*Objective*:
Update the entries below by replacing "指南" with "择优" everywhere it occurs, leaving everything else unchanged. Omit the pictures from your answer.

*Supplied entries*:
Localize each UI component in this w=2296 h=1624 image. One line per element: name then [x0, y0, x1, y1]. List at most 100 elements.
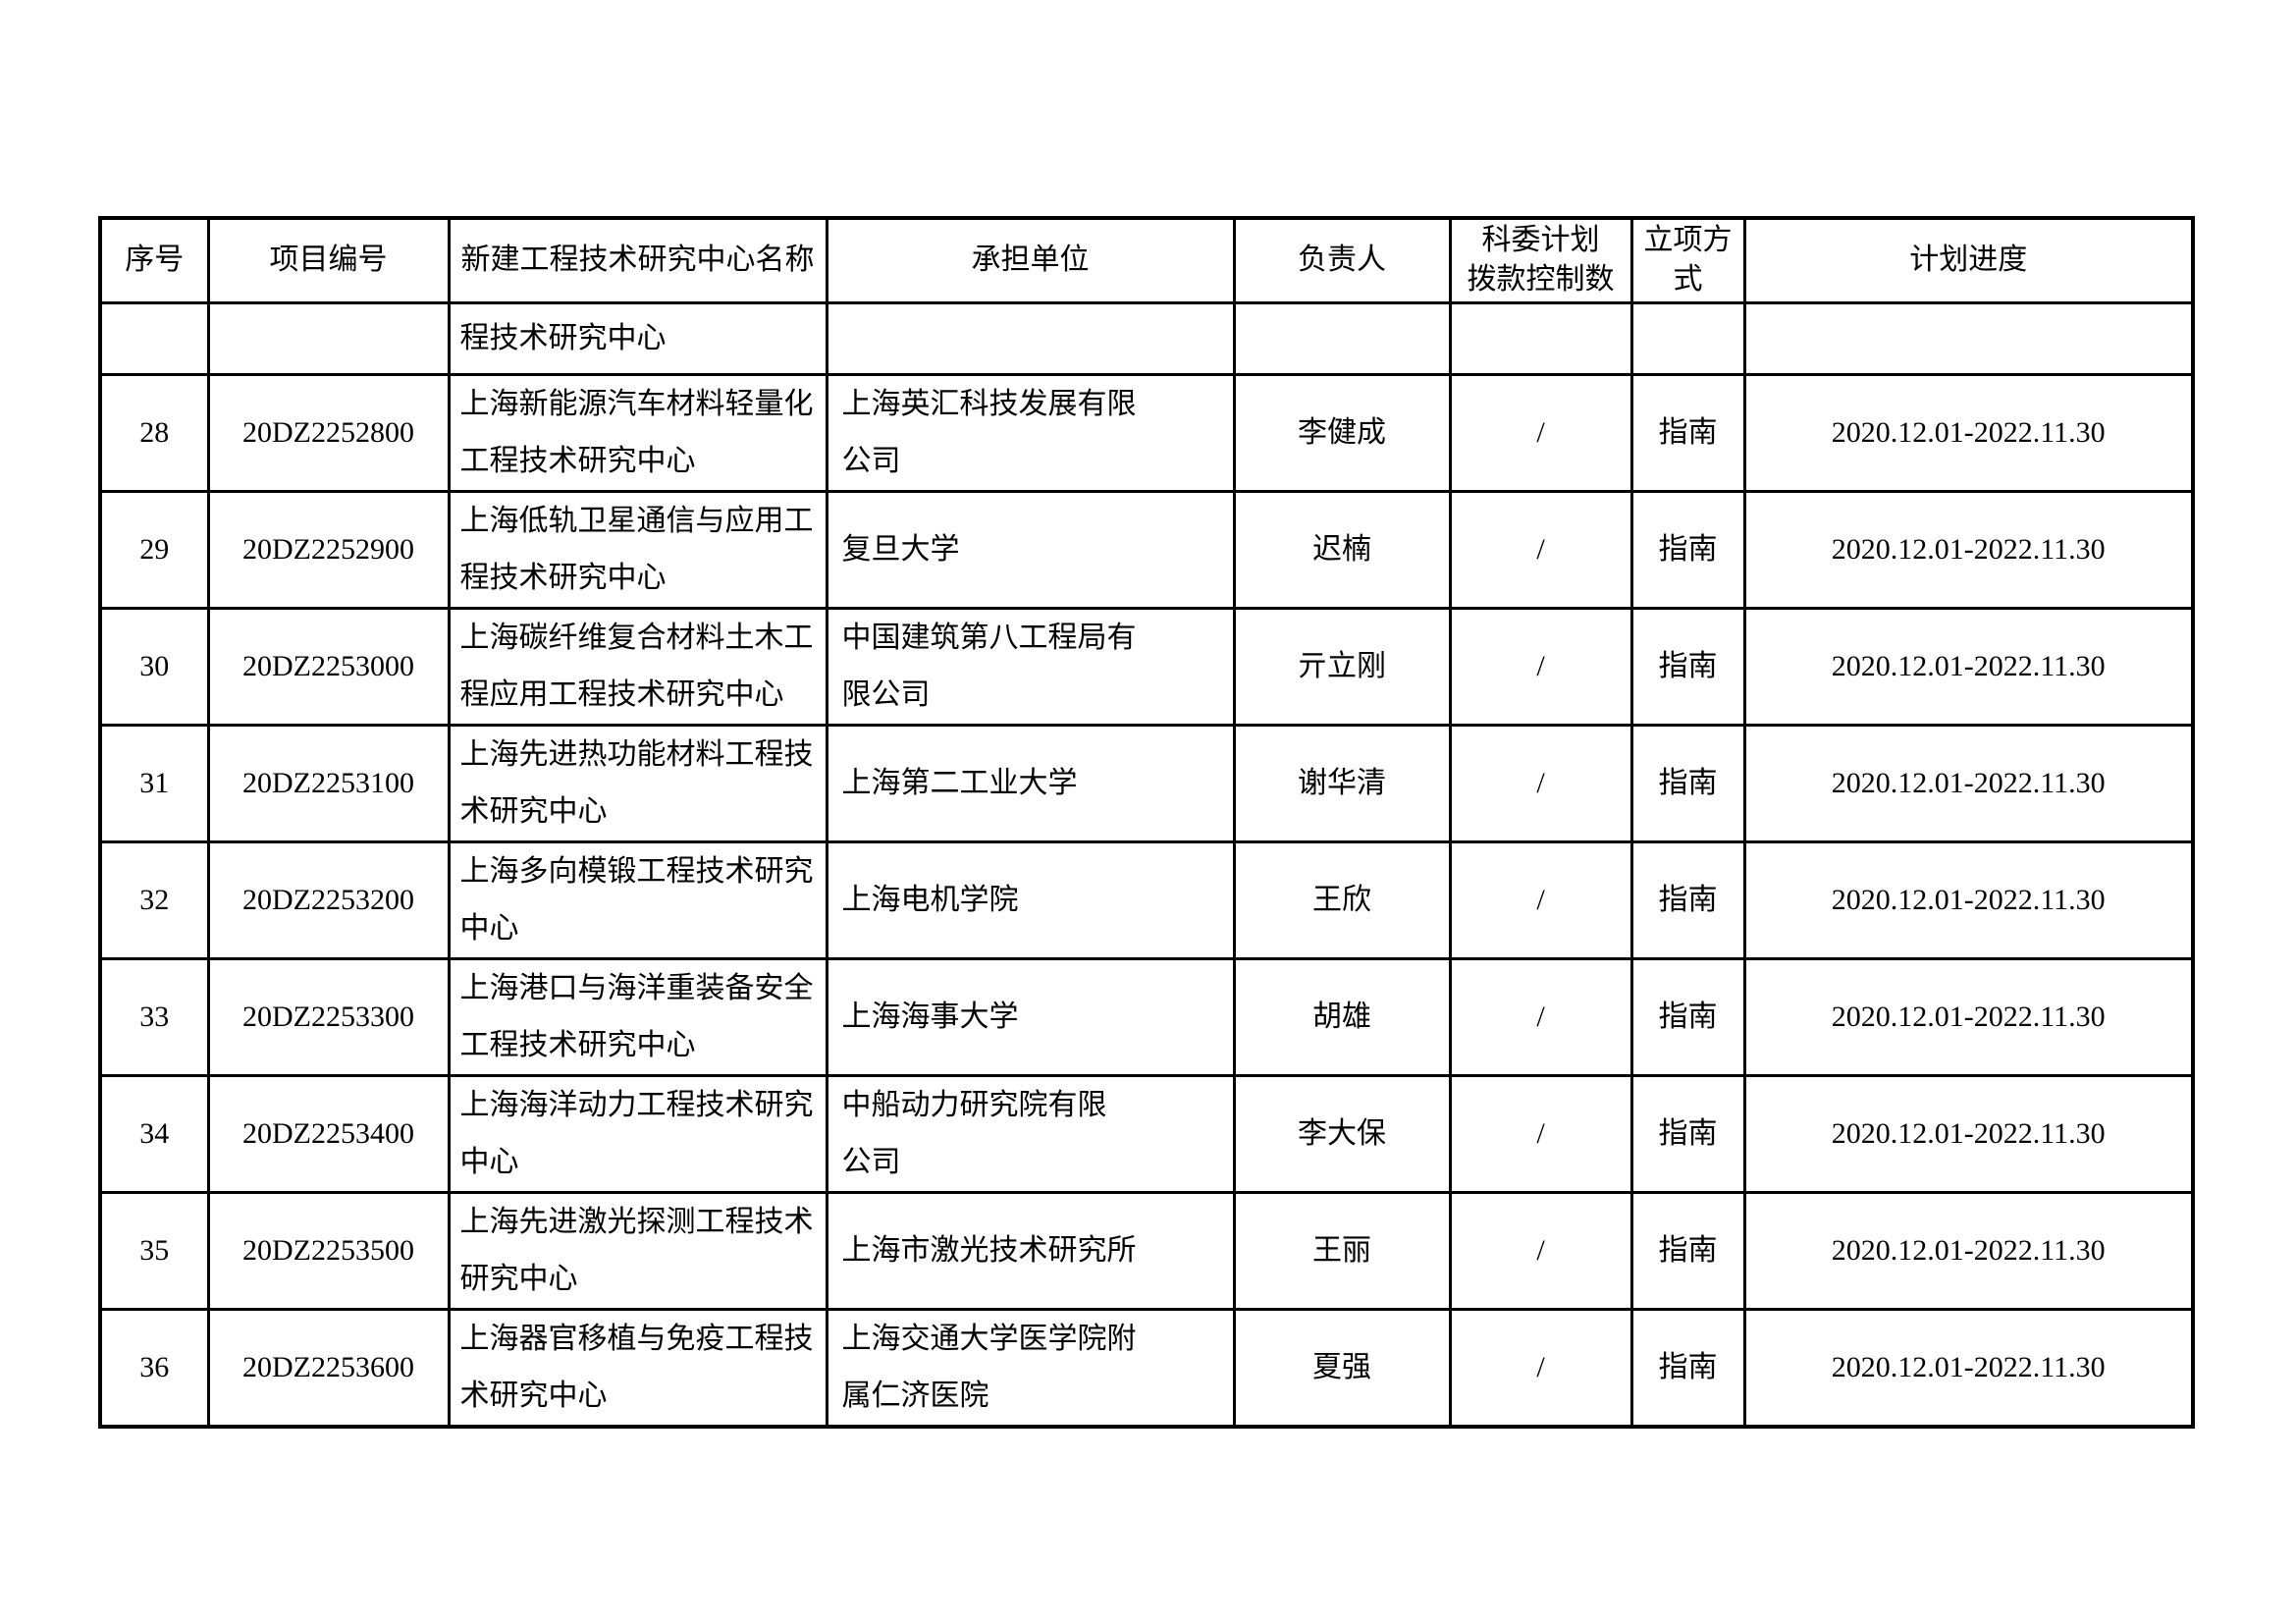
cell-unit: 复旦大学: [825, 489, 1236, 610]
cell-code: 20DZ2253600: [206, 1307, 451, 1428]
cell-name: 上海新能源汽车材料轻量化 工程技术研究中心: [447, 372, 828, 493]
cell-no: 28: [98, 372, 210, 493]
cell-method: 指南: [1629, 1073, 1746, 1194]
cell-schedule: 2020.12.01-2022.11.30: [1742, 723, 2195, 843]
table-row: 29 20DZ2252900 上海低轨卫星通信与应用工 程技术研究中心 复旦大学…: [98, 489, 2195, 610]
header-cell-code: 项目编号: [206, 216, 451, 304]
cell-name: 上海碳纤维复合材料土木工 程应用工程技术研究中心: [447, 606, 828, 727]
cell-leader: 亓立刚: [1232, 606, 1452, 727]
cell-method: 指南: [1629, 489, 1746, 610]
cell-no: 35: [98, 1190, 210, 1311]
cell-name: 上海海洋动力工程技术研究 中心: [447, 1073, 828, 1194]
cell-schedule: [1742, 300, 2195, 376]
cell-leader: 谢华清: [1232, 723, 1452, 843]
cell-method: 指南: [1629, 839, 1746, 960]
cell-grant: /: [1448, 606, 1633, 727]
table-row: 34 20DZ2253400 上海海洋动力工程技术研究 中心 中船动力研究院有限…: [98, 1073, 2195, 1194]
carryover-row: 程技术研究中心: [98, 300, 2195, 376]
cell-unit: 上海电机学院: [825, 839, 1236, 960]
cell-method: 指南: [1629, 372, 1746, 493]
cell-no: 33: [98, 956, 210, 1077]
cell-leader: 胡雄: [1232, 956, 1452, 1077]
cell-name: 上海低轨卫星通信与应用工 程技术研究中心: [447, 489, 828, 610]
cell-code: 20DZ2253500: [206, 1190, 451, 1311]
cell-grant: /: [1448, 1190, 1633, 1311]
cell-schedule: 2020.12.01-2022.11.30: [1742, 606, 2195, 727]
cell-method: 指南: [1629, 1307, 1746, 1428]
cell-unit: 上海第二工业大学: [825, 723, 1236, 843]
header-cell-name: 新建工程技术研究中心名称: [447, 216, 828, 304]
table-row: 30 20DZ2253000 上海碳纤维复合材料土木工 程应用工程技术研究中心 …: [98, 606, 2195, 727]
cell-no: 36: [98, 1307, 210, 1428]
cell-grant: /: [1448, 1307, 1633, 1428]
cell-code: 20DZ2253000: [206, 606, 451, 727]
cell-grant: /: [1448, 839, 1633, 960]
cell-unit: [825, 300, 1236, 376]
cell-name: 上海器官移植与免疫工程技 术研究中心: [447, 1307, 828, 1428]
cell-method: 指南: [1629, 606, 1746, 727]
cell-code: [206, 300, 451, 376]
cell-grant: /: [1448, 1073, 1633, 1194]
table-row: 32 20DZ2253200 上海多向模锻工程技术研究 中心 上海电机学院 王欣…: [98, 839, 2195, 960]
table-row: 31 20DZ2253100 上海先进热功能材料工程技 术研究中心 上海第二工业…: [98, 723, 2195, 843]
header-cell-grant: 科委计划 拨款控制数: [1448, 216, 1633, 304]
cell-unit: 中船动力研究院有限 公司: [825, 1073, 1236, 1194]
cell-grant: /: [1448, 489, 1633, 610]
header-cell-leader: 负责人: [1232, 216, 1452, 304]
cell-method: 指南: [1629, 1190, 1746, 1311]
cell-method: [1629, 300, 1746, 376]
cell-name: 上海先进热功能材料工程技 术研究中心: [447, 723, 828, 843]
cell-grant: /: [1448, 723, 1633, 843]
cell-grant: /: [1448, 372, 1633, 493]
cell-leader: 李健成: [1232, 372, 1452, 493]
table-row: 35 20DZ2253500 上海先进激光探测工程技术 研究中心 上海市激光技术…: [98, 1190, 2195, 1311]
cell-schedule: 2020.12.01-2022.11.30: [1742, 1307, 2195, 1428]
cell-code: 20DZ2252900: [206, 489, 451, 610]
cell-unit: 上海英汇科技发展有限 公司: [825, 372, 1236, 493]
cell-schedule: 2020.12.01-2022.11.30: [1742, 1073, 2195, 1194]
header-cell-no: 序号: [98, 216, 210, 304]
cell-leader: 夏强: [1232, 1307, 1452, 1428]
cell-name: 程技术研究中心: [447, 300, 828, 376]
cell-schedule: 2020.12.01-2022.11.30: [1742, 1190, 2195, 1311]
cell-schedule: 2020.12.01-2022.11.30: [1742, 956, 2195, 1077]
cell-no: 34: [98, 1073, 210, 1194]
cell-code: 20DZ2253400: [206, 1073, 451, 1194]
cell-no: 31: [98, 723, 210, 843]
cell-leader: 王丽: [1232, 1190, 1452, 1311]
header-cell-unit: 承担单位: [825, 216, 1236, 304]
cell-schedule: 2020.12.01-2022.11.30: [1742, 489, 2195, 610]
cell-code: 20DZ2253100: [206, 723, 451, 843]
cell-grant: [1448, 300, 1633, 376]
cell-no: 32: [98, 839, 210, 960]
table-row: 28 20DZ2252800 上海新能源汽车材料轻量化 工程技术研究中心 上海英…: [98, 372, 2195, 493]
cell-unit: 上海交通大学医学院附 属仁济医院: [825, 1307, 1236, 1428]
research-centers-table: 序号 项目编号 新建工程技术研究中心名称 承担单位 负责人 科委计划 拨款控制数…: [98, 216, 2195, 1429]
cell-code: 20DZ2253300: [206, 956, 451, 1077]
cell-name: 上海多向模锻工程技术研究 中心: [447, 839, 828, 960]
cell-code: 20DZ2253200: [206, 839, 451, 960]
cell-leader: [1232, 300, 1452, 376]
cell-method: 指南: [1629, 956, 1746, 1077]
cell-leader: 李大保: [1232, 1073, 1452, 1194]
cell-schedule: 2020.12.01-2022.11.30: [1742, 372, 2195, 493]
cell-unit: 上海海事大学: [825, 956, 1236, 1077]
cell-no: [98, 300, 210, 376]
table-header-row: 序号 项目编号 新建工程技术研究中心名称 承担单位 负责人 科委计划 拨款控制数…: [98, 216, 2195, 304]
cell-method: 指南: [1629, 723, 1746, 843]
cell-name: 上海先进激光探测工程技术 研究中心: [447, 1190, 828, 1311]
cell-schedule: 2020.12.01-2022.11.30: [1742, 839, 2195, 960]
header-cell-method: 立项方式: [1629, 216, 1746, 304]
cell-code: 20DZ2252800: [206, 372, 451, 493]
table-row: 36 20DZ2253600 上海器官移植与免疫工程技 术研究中心 上海交通大学…: [98, 1307, 2195, 1428]
cell-name: 上海港口与海洋重装备安全 工程技术研究中心: [447, 956, 828, 1077]
table-row: 33 20DZ2253300 上海港口与海洋重装备安全 工程技术研究中心 上海海…: [98, 956, 2195, 1077]
cell-unit: 上海市激光技术研究所: [825, 1190, 1236, 1311]
header-cell-schedule: 计划进度: [1742, 216, 2195, 304]
cell-unit: 中国建筑第八工程局有 限公司: [825, 606, 1236, 727]
cell-no: 30: [98, 606, 210, 727]
cell-grant: /: [1448, 956, 1633, 1077]
cell-no: 29: [98, 489, 210, 610]
cell-leader: 迟楠: [1232, 489, 1452, 610]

*Exercise result*:
Localize each UI component in this w=2296 h=1624 image. One line per element: name then [x0, y0, x1, y1]. List at most 100 elements.
cell-unit: 复旦大学: [825, 489, 1236, 610]
cell-code: 20DZ2253600: [206, 1307, 451, 1428]
cell-name: 上海新能源汽车材料轻量化 工程技术研究中心: [447, 372, 828, 493]
cell-no: 28: [98, 372, 210, 493]
cell-method: 择优: [1629, 1073, 1746, 1194]
cell-schedule: 2020.12.01-2022.11.30: [1742, 723, 2195, 843]
table-row: 29 20DZ2252900 上海低轨卫星通信与应用工 程技术研究中心 复旦大学…: [98, 489, 2195, 610]
header-cell-code: 项目编号: [206, 216, 451, 304]
cell-name: 上海碳纤维复合材料土木工 程应用工程技术研究中心: [447, 606, 828, 727]
cell-leader: 亓立刚: [1232, 606, 1452, 727]
cell-method: 择优: [1629, 489, 1746, 610]
cell-no: 35: [98, 1190, 210, 1311]
cell-name: 上海海洋动力工程技术研究 中心: [447, 1073, 828, 1194]
cell-schedule: [1742, 300, 2195, 376]
cell-leader: 谢华清: [1232, 723, 1452, 843]
cell-method: 择优: [1629, 839, 1746, 960]
cell-grant: /: [1448, 606, 1633, 727]
table-row: 34 20DZ2253400 上海海洋动力工程技术研究 中心 中船动力研究院有限…: [98, 1073, 2195, 1194]
carryover-row: 程技术研究中心: [98, 300, 2195, 376]
cell-unit: 上海电机学院: [825, 839, 1236, 960]
cell-method: 择优: [1629, 372, 1746, 493]
cell-no: 33: [98, 956, 210, 1077]
cell-leader: 胡雄: [1232, 956, 1452, 1077]
cell-name: 上海低轨卫星通信与应用工 程技术研究中心: [447, 489, 828, 610]
cell-code: 20DZ2253500: [206, 1190, 451, 1311]
cell-grant: /: [1448, 1190, 1633, 1311]
cell-schedule: 2020.12.01-2022.11.30: [1742, 606, 2195, 727]
cell-method: 择优: [1629, 1307, 1746, 1428]
cell-unit: 上海第二工业大学: [825, 723, 1236, 843]
header-cell-name: 新建工程技术研究中心名称: [447, 216, 828, 304]
table-row: 30 20DZ2253000 上海碳纤维复合材料土木工 程应用工程技术研究中心 …: [98, 606, 2195, 727]
cell-no: 36: [98, 1307, 210, 1428]
cell-grant: /: [1448, 1307, 1633, 1428]
cell-code: 20DZ2253000: [206, 606, 451, 727]
cell-grant: /: [1448, 839, 1633, 960]
cell-unit: [825, 300, 1236, 376]
cell-name: 上海器官移植与免疫工程技 术研究中心: [447, 1307, 828, 1428]
cell-method: 择优: [1629, 606, 1746, 727]
cell-code: [206, 300, 451, 376]
cell-grant: /: [1448, 1073, 1633, 1194]
table-row: 32 20DZ2253200 上海多向模锻工程技术研究 中心 上海电机学院 王欣…: [98, 839, 2195, 960]
table-row: 31 20DZ2253100 上海先进热功能材料工程技 术研究中心 上海第二工业…: [98, 723, 2195, 843]
header-cell-grant: 科委计划 拨款控制数: [1448, 216, 1633, 304]
cell-unit: 中船动力研究院有限 公司: [825, 1073, 1236, 1194]
cell-grant: /: [1448, 489, 1633, 610]
header-cell-leader: 负责人: [1232, 216, 1452, 304]
cell-method: 择优: [1629, 1190, 1746, 1311]
cell-method: [1629, 300, 1746, 376]
cell-name: 上海先进热功能材料工程技 术研究中心: [447, 723, 828, 843]
cell-grant: /: [1448, 723, 1633, 843]
cell-grant: /: [1448, 372, 1633, 493]
cell-leader: 李健成: [1232, 372, 1452, 493]
table-row: 35 20DZ2253500 上海先进激光探测工程技术 研究中心 上海市激光技术…: [98, 1190, 2195, 1311]
cell-schedule: 2020.12.01-2022.11.30: [1742, 1307, 2195, 1428]
cell-code: 20DZ2252900: [206, 489, 451, 610]
cell-unit: 上海英汇科技发展有限 公司: [825, 372, 1236, 493]
cell-schedule: 2020.12.01-2022.11.30: [1742, 1073, 2195, 1194]
header-cell-no: 序号: [98, 216, 210, 304]
cell-leader: 夏强: [1232, 1307, 1452, 1428]
cell-name: 程技术研究中心: [447, 300, 828, 376]
cell-schedule: 2020.12.01-2022.11.30: [1742, 1190, 2195, 1311]
cell-schedule: 2020.12.01-2022.11.30: [1742, 956, 2195, 1077]
cell-no: 34: [98, 1073, 210, 1194]
cell-code: 20DZ2253400: [206, 1073, 451, 1194]
cell-no: 31: [98, 723, 210, 843]
cell-leader: 王丽: [1232, 1190, 1452, 1311]
header-cell-unit: 承担单位: [825, 216, 1236, 304]
cell-schedule: 2020.12.01-2022.11.30: [1742, 489, 2195, 610]
cell-code: 20DZ2253100: [206, 723, 451, 843]
cell-grant: [1448, 300, 1633, 376]
cell-no: 32: [98, 839, 210, 960]
table-row: 28 20DZ2252800 上海新能源汽车材料轻量化 工程技术研究中心 上海英…: [98, 372, 2195, 493]
cell-unit: 上海交通大学医学院附 属仁济医院: [825, 1307, 1236, 1428]
research-centers-table: 序号 项目编号 新建工程技术研究中心名称 承担单位 负责人 科委计划 拨款控制数…: [98, 216, 2195, 1429]
cell-code: 20DZ2253300: [206, 956, 451, 1077]
cell-name: 上海多向模锻工程技术研究 中心: [447, 839, 828, 960]
cell-code: 20DZ2253200: [206, 839, 451, 960]
cell-leader: [1232, 300, 1452, 376]
cell-method: 择优: [1629, 956, 1746, 1077]
cell-leader: 李大保: [1232, 1073, 1452, 1194]
cell-schedule: 2020.12.01-2022.11.30: [1742, 372, 2195, 493]
cell-unit: 上海海事大学: [825, 956, 1236, 1077]
cell-no: [98, 300, 210, 376]
table-header-row: 序号 项目编号 新建工程技术研究中心名称 承担单位 负责人 科委计划 拨款控制数…: [98, 216, 2195, 304]
cell-method: 择优: [1629, 723, 1746, 843]
cell-name: 上海先进激光探测工程技术 研究中心: [447, 1190, 828, 1311]
cell-schedule: 2020.12.01-2022.11.30: [1742, 839, 2195, 960]
header-cell-method: 立项方式: [1629, 216, 1746, 304]
cell-code: 20DZ2252800: [206, 372, 451, 493]
table-row: 36 20DZ2253600 上海器官移植与免疫工程技 术研究中心 上海交通大学…: [98, 1307, 2195, 1428]
cell-name: 上海港口与海洋重装备安全 工程技术研究中心: [447, 956, 828, 1077]
table-row: 33 20DZ2253300 上海港口与海洋重装备安全 工程技术研究中心 上海海…: [98, 956, 2195, 1077]
cell-unit: 上海市激光技术研究所: [825, 1190, 1236, 1311]
header-cell-schedule: 计划进度: [1742, 216, 2195, 304]
cell-unit: 中国建筑第八工程局有 限公司: [825, 606, 1236, 727]
cell-no: 30: [98, 606, 210, 727]
cell-grant: /: [1448, 956, 1633, 1077]
cell-no: 29: [98, 489, 210, 610]
cell-leader: 迟楠: [1232, 489, 1452, 610]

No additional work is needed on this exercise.